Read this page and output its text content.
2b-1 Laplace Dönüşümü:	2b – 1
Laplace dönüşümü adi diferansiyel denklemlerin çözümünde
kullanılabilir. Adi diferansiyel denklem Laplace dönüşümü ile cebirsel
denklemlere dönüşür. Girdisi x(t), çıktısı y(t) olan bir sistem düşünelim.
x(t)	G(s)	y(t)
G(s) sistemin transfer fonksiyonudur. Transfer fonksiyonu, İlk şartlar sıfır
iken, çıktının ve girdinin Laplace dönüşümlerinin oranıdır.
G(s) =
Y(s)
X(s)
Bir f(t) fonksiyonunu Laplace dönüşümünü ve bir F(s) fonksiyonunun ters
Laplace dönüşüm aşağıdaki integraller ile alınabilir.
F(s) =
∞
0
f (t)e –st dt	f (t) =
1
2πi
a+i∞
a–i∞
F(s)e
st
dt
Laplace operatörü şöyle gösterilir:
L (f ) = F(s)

• Aim of the task: Quote all the records exactly, please, leaving none out.

• Final answer:
Read this page and output its text content.
2b-1 Laplace Dönüşümü:	2b – 1
Laplace dönüşümü adi diferansiyel denklemlerin çözümünde
kullanılabilir. Adi diferansiyel denklem Laplace dönüşümü ile cebirsel
denklemlere dönüşür. Girdisi x(t), çıktısı y(t) olan bir sistem düşünelim.
x(t)	G(s)	y(t)
G(s) sistemin transfer fonksiyonudur. Transfer fonksiyonu, İlk şartlar sıfır
iken, çıktının ve girdinin Laplace dönüşümlerinin oranıdır.
G(s) =
Y(s)
X(s)
Bir f(t) fonksiyonunu Laplace dönüşümünü ve bir F(s) fonksiyonunun ters
Laplace dönüşüm aşağıdaki integraller ile alınabilir.
F(s) =
∞
0
f (t)e –st dt	f (t) =
1
2πi
a+i∞
a–i∞
F(s)e
st
dt
Laplace operatörü şöyle gösterilir:
L (f ) = F(s)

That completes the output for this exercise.